Where a line in the listing contains the string "JSON", copy that line out.

— START Material supplied —

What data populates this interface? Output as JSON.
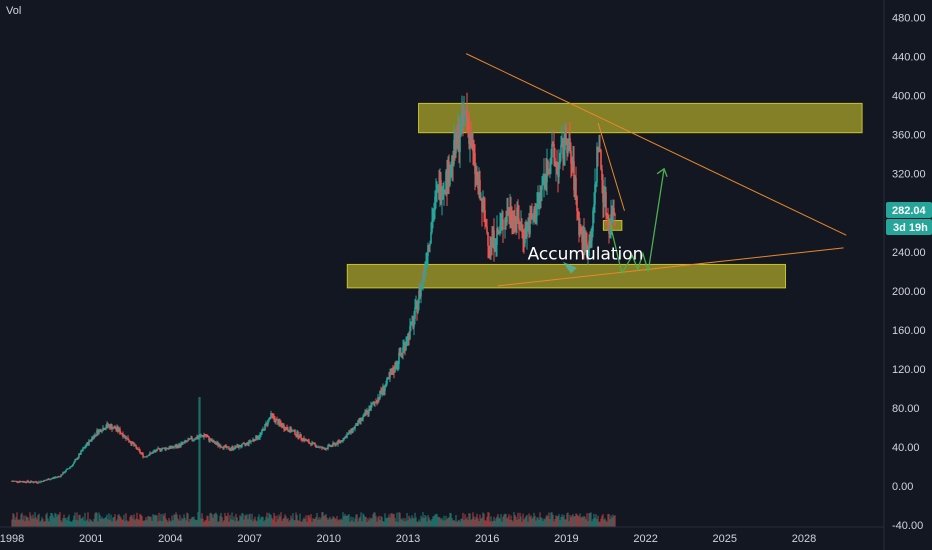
{
  "indicator_label": "Vol",
  "price_badge": "282.04",
  "countdown_badge": "3d 19h",
  "colors": {
    "background": "#131722",
    "up": "#26a69a",
    "down": "#ef5350",
    "zone": "#c9c22a",
    "trendline": "#e8882a",
    "projection": "#4caf50",
    "badge": "#26a69a",
    "axis_text": "#d1d4dc"
  },
  "chart_data": {
    "type": "candlestick",
    "title": "",
    "xlabel": "",
    "ylabel": "",
    "y_ticks": [
      "480.00",
      "440.00",
      "400.00",
      "360.00",
      "320.00",
      "280.00",
      "240.00",
      "200.00",
      "160.00",
      "120.00",
      "80.00",
      "40.00",
      "0.00",
      "-40.00"
    ],
    "x_ticks": [
      "1998",
      "2001",
      "2004",
      "2007",
      "2010",
      "2013",
      "2016",
      "2019",
      "2022",
      "2025",
      "2028"
    ],
    "ylim": [
      -40,
      480
    ],
    "xlim": [
      1998,
      2030
    ],
    "grid": false,
    "last_price": 282.04,
    "price_path": [
      [
        1998.0,
        5
      ],
      [
        1999.0,
        4
      ],
      [
        1999.8,
        10
      ],
      [
        2000.3,
        22
      ],
      [
        2000.7,
        38
      ],
      [
        2001.2,
        55
      ],
      [
        2001.6,
        62
      ],
      [
        2002.0,
        58
      ],
      [
        2002.5,
        45
      ],
      [
        2003.0,
        30
      ],
      [
        2003.6,
        38
      ],
      [
        2004.2,
        40
      ],
      [
        2004.8,
        48
      ],
      [
        2005.3,
        52
      ],
      [
        2005.6,
        45
      ],
      [
        2006.2,
        38
      ],
      [
        2006.8,
        42
      ],
      [
        2007.4,
        52
      ],
      [
        2007.8,
        72
      ],
      [
        2008.2,
        62
      ],
      [
        2008.7,
        55
      ],
      [
        2009.2,
        45
      ],
      [
        2009.8,
        38
      ],
      [
        2010.4,
        45
      ],
      [
        2010.8,
        55
      ],
      [
        2011.3,
        70
      ],
      [
        2011.8,
        88
      ],
      [
        2012.3,
        110
      ],
      [
        2012.8,
        140
      ],
      [
        2013.2,
        168
      ],
      [
        2013.5,
        205
      ],
      [
        2013.8,
        255
      ],
      [
        2014.1,
        300
      ],
      [
        2014.5,
        318
      ],
      [
        2014.9,
        355
      ],
      [
        2015.2,
        385
      ],
      [
        2015.5,
        330
      ],
      [
        2015.8,
        285
      ],
      [
        2016.1,
        248
      ],
      [
        2016.4,
        258
      ],
      [
        2016.8,
        282
      ],
      [
        2017.1,
        275
      ],
      [
        2017.4,
        258
      ],
      [
        2017.8,
        278
      ],
      [
        2018.1,
        308
      ],
      [
        2018.4,
        342
      ],
      [
        2018.7,
        325
      ],
      [
        2019.0,
        360
      ],
      [
        2019.3,
        312
      ],
      [
        2019.5,
        262
      ],
      [
        2019.8,
        242
      ],
      [
        2020.0,
        268
      ],
      [
        2020.2,
        355
      ],
      [
        2020.4,
        300
      ],
      [
        2020.6,
        268
      ],
      [
        2020.8,
        282.04
      ]
    ],
    "volume": "low flat histogram from 1998 to 2020 with a single spike near 2005",
    "annotations": [
      {
        "type": "zone",
        "x0": 2013.4,
        "x1": 2030.2,
        "y0": 362,
        "y1": 392
      },
      {
        "type": "zone",
        "x0": 2010.7,
        "x1": 2027.3,
        "y0": 203,
        "y1": 227
      },
      {
        "type": "zone",
        "x0": 2020.4,
        "x1": 2021.1,
        "y0": 262,
        "y1": 272
      },
      {
        "type": "trendline",
        "x0": 2015.2,
        "y0": 443,
        "x1": 2029.6,
        "y1": 257
      },
      {
        "type": "trendline",
        "x0": 2016.4,
        "y0": 205,
        "x1": 2029.5,
        "y1": 244
      },
      {
        "type": "trendline",
        "x0": 2020.2,
        "y0": 372,
        "x1": 2021.2,
        "y1": 282
      },
      {
        "type": "label",
        "x": 2019.8,
        "y": 238,
        "text": "Accumulation"
      },
      {
        "type": "projection",
        "points": [
          [
            2020.6,
            275
          ],
          [
            2021.1,
            218
          ],
          [
            2021.5,
            236
          ],
          [
            2021.7,
            222
          ],
          [
            2021.9,
            238
          ],
          [
            2022.1,
            220
          ],
          [
            2022.7,
            325
          ]
        ]
      }
    ],
    "accumulation_label": "Accumulation"
  }
}
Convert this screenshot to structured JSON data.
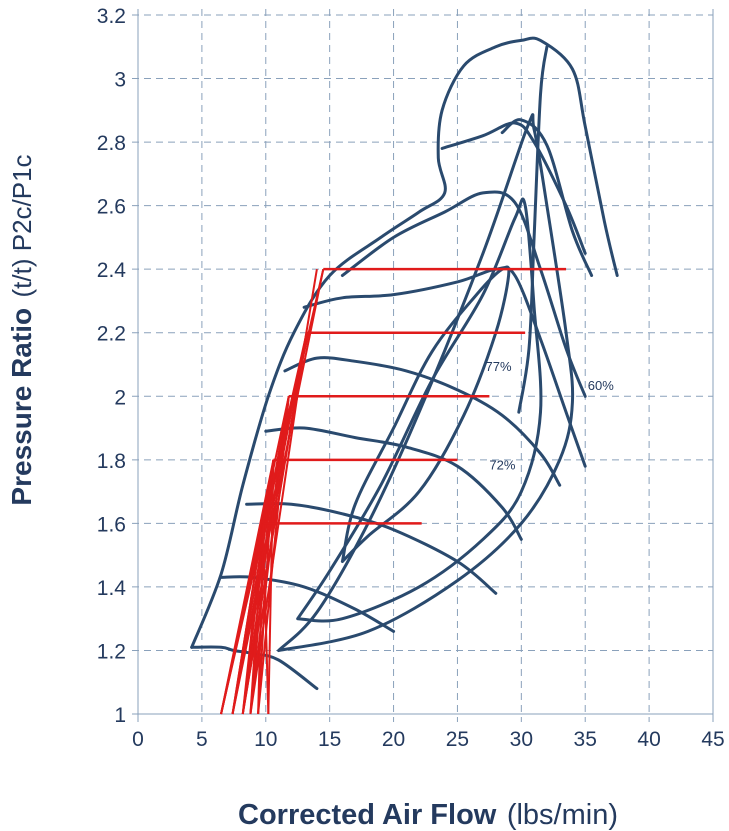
{
  "chart_data": {
    "type": "line",
    "title": "",
    "xlabel": "Corrected Air Flow",
    "xlabel_unit": "(lbs/min)",
    "ylabel": "Pressure Ratio",
    "ylabel_unit": "(t/t) P2c/P1c",
    "xlim": [
      0,
      45
    ],
    "ylim": [
      1,
      3.2
    ],
    "x_ticks": [
      "0",
      "5",
      "10",
      "15",
      "20",
      "25",
      "30",
      "35",
      "40",
      "45"
    ],
    "y_ticks": [
      "1",
      "1.2",
      "1.4",
      "1.6",
      "1.8",
      "2",
      "2.2",
      "2.4",
      "2.6",
      "2.8",
      "3",
      "3.2"
    ],
    "grid": true,
    "colors": {
      "map": "#2a4a6e",
      "overlay": "#e01b1b",
      "grid": "#8aa1bb",
      "text": "#243a5e"
    },
    "efficiency_labels": [
      {
        "text": "77%",
        "x": 27.2,
        "y": 2.08
      },
      {
        "text": "60%",
        "x": 35.2,
        "y": 2.02
      },
      {
        "text": "72%",
        "x": 27.5,
        "y": 1.77
      }
    ],
    "compressor_map": {
      "outline": [
        [
          4.2,
          1.21
        ],
        [
          6.5,
          1.44
        ],
        [
          8.2,
          1.72
        ],
        [
          10.2,
          2.0
        ],
        [
          12.2,
          2.2
        ],
        [
          15,
          2.38
        ],
        [
          19,
          2.5
        ],
        [
          22,
          2.58
        ],
        [
          24,
          2.64
        ],
        [
          23.5,
          2.75
        ],
        [
          23.8,
          2.9
        ],
        [
          25.5,
          3.04
        ],
        [
          28,
          3.1
        ],
        [
          30,
          3.12
        ],
        [
          31.5,
          3.12
        ],
        [
          34,
          3.03
        ],
        [
          35,
          2.85
        ],
        [
          36.5,
          2.55
        ],
        [
          37.5,
          2.38
        ]
      ],
      "speed_lines": [
        [
          [
            4.2,
            1.21
          ],
          [
            6.5,
            1.21
          ],
          [
            7.5,
            1.2
          ],
          [
            9,
            1.19
          ],
          [
            11,
            1.17
          ],
          [
            14,
            1.08
          ]
        ],
        [
          [
            6.5,
            1.43
          ],
          [
            9,
            1.43
          ],
          [
            13,
            1.4
          ],
          [
            17,
            1.33
          ],
          [
            20,
            1.26
          ]
        ],
        [
          [
            8.5,
            1.66
          ],
          [
            12,
            1.66
          ],
          [
            16,
            1.63
          ],
          [
            20,
            1.58
          ],
          [
            25,
            1.48
          ],
          [
            28,
            1.38
          ]
        ],
        [
          [
            10,
            1.89
          ],
          [
            13,
            1.9
          ],
          [
            17,
            1.87
          ],
          [
            21,
            1.84
          ],
          [
            25,
            1.78
          ],
          [
            28.5,
            1.65
          ],
          [
            30,
            1.55
          ]
        ],
        [
          [
            11.5,
            2.08
          ],
          [
            14,
            2.12
          ],
          [
            17,
            2.11
          ],
          [
            21,
            2.08
          ],
          [
            25,
            2.02
          ],
          [
            28.5,
            1.94
          ],
          [
            31.5,
            1.82
          ],
          [
            33,
            1.72
          ]
        ],
        [
          [
            13,
            2.28
          ],
          [
            16,
            2.31
          ],
          [
            20,
            2.32
          ],
          [
            25,
            2.36
          ],
          [
            28,
            2.4
          ],
          [
            29.5,
            2.38
          ],
          [
            31.5,
            2.18
          ],
          [
            33.5,
            1.95
          ],
          [
            35,
            1.78
          ]
        ],
        [
          [
            16,
            2.38
          ],
          [
            20,
            2.5
          ],
          [
            24,
            2.58
          ],
          [
            27,
            2.64
          ],
          [
            29.5,
            2.61
          ],
          [
            31.5,
            2.4
          ],
          [
            33.5,
            2.15
          ],
          [
            35,
            2.0
          ]
        ],
        [
          [
            23.8,
            2.78
          ],
          [
            27,
            2.82
          ],
          [
            29.5,
            2.86
          ],
          [
            31,
            2.8
          ],
          [
            33.5,
            2.6
          ],
          [
            35,
            2.45
          ]
        ],
        [
          [
            28.5,
            2.83
          ],
          [
            30,
            2.87
          ],
          [
            32,
            2.79
          ],
          [
            34,
            2.52
          ],
          [
            35.5,
            2.38
          ]
        ]
      ],
      "efficiency_islands": [
        [
          [
            16,
            1.48
          ],
          [
            18,
            1.56
          ],
          [
            22,
            1.7
          ],
          [
            25.5,
            1.94
          ],
          [
            28,
            2.2
          ],
          [
            29,
            2.38
          ],
          [
            28.5,
            2.4
          ],
          [
            26.5,
            2.32
          ],
          [
            23,
            2.14
          ],
          [
            20,
            1.9
          ],
          [
            17,
            1.66
          ],
          [
            16,
            1.48
          ]
        ],
        [
          [
            12.5,
            1.3
          ],
          [
            15,
            1.45
          ],
          [
            19,
            1.72
          ],
          [
            23,
            2.05
          ],
          [
            27,
            2.32
          ],
          [
            29.5,
            2.56
          ],
          [
            30.3,
            2.6
          ],
          [
            31,
            2.28
          ],
          [
            31.5,
            1.95
          ],
          [
            30,
            1.7
          ],
          [
            27,
            1.55
          ],
          [
            22,
            1.4
          ],
          [
            16,
            1.3
          ],
          [
            12.5,
            1.3
          ]
        ],
        [
          [
            11,
            1.2
          ],
          [
            14,
            1.32
          ],
          [
            18,
            1.6
          ],
          [
            22,
            1.95
          ],
          [
            27,
            2.45
          ],
          [
            30.5,
            2.85
          ],
          [
            31,
            2.84
          ],
          [
            32,
            2.6
          ],
          [
            33.5,
            2.2
          ],
          [
            34,
            1.98
          ],
          [
            33,
            1.8
          ],
          [
            30,
            1.6
          ],
          [
            25,
            1.42
          ],
          [
            18,
            1.26
          ],
          [
            11,
            1.2
          ]
        ],
        [
          [
            32,
            3.1
          ],
          [
            31.5,
            2.95
          ],
          [
            31,
            2.5
          ],
          [
            30.6,
            2.15
          ],
          [
            29.8,
            1.95
          ]
        ]
      ]
    },
    "engine_lines": [
      {
        "start": [
          6.5,
          1.0
        ],
        "points": [
          [
            14.5,
            2.4
          ],
          [
            30.3,
            2.2
          ],
          [
            27.5,
            2.0
          ],
          [
            25,
            1.8
          ],
          [
            22.2,
            1.6
          ]
        ]
      },
      {
        "start": [
          7.4,
          1.0
        ],
        "points": [
          [
            14.5,
            2.4
          ],
          [
            30.3,
            2.2
          ],
          [
            27.5,
            2.0
          ],
          [
            25,
            1.8
          ],
          [
            22.2,
            1.6
          ]
        ]
      },
      {
        "start": [
          8.2,
          1.0
        ],
        "points": [
          [
            14,
            2.4
          ],
          [
            13.2,
            2.2
          ],
          [
            27.5,
            2.0
          ],
          [
            25,
            1.8
          ],
          [
            22.2,
            1.6
          ]
        ]
      },
      {
        "start": [
          8.8,
          1.0
        ],
        "points": [
          [
            13.2,
            2.2
          ],
          [
            11.8,
            2.0
          ],
          [
            25,
            1.8
          ],
          [
            22.2,
            1.6
          ]
        ]
      },
      {
        "start": [
          9.4,
          1.0
        ],
        "points": [
          [
            11.8,
            2.0
          ],
          [
            10.6,
            1.8
          ],
          [
            22.2,
            1.6
          ]
        ]
      },
      {
        "start": [
          10.2,
          1.0
        ],
        "points": [
          [
            10.6,
            1.8
          ],
          [
            9.8,
            1.6
          ]
        ]
      }
    ],
    "boost_levels": [
      {
        "y": 2.4,
        "x_start": 14.5,
        "x_end": 33.5
      },
      {
        "y": 2.2,
        "x_start": 13.2,
        "x_end": 30.3
      },
      {
        "y": 2.0,
        "x_start": 11.8,
        "x_end": 27.5
      },
      {
        "y": 1.8,
        "x_start": 10.6,
        "x_end": 25.0
      },
      {
        "y": 1.6,
        "x_start": 9.8,
        "x_end": 22.2
      }
    ]
  }
}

— END Material supplied —

Result:
What data populates this interface? Output as JSON.
Convert this screenshot to structured JSON data.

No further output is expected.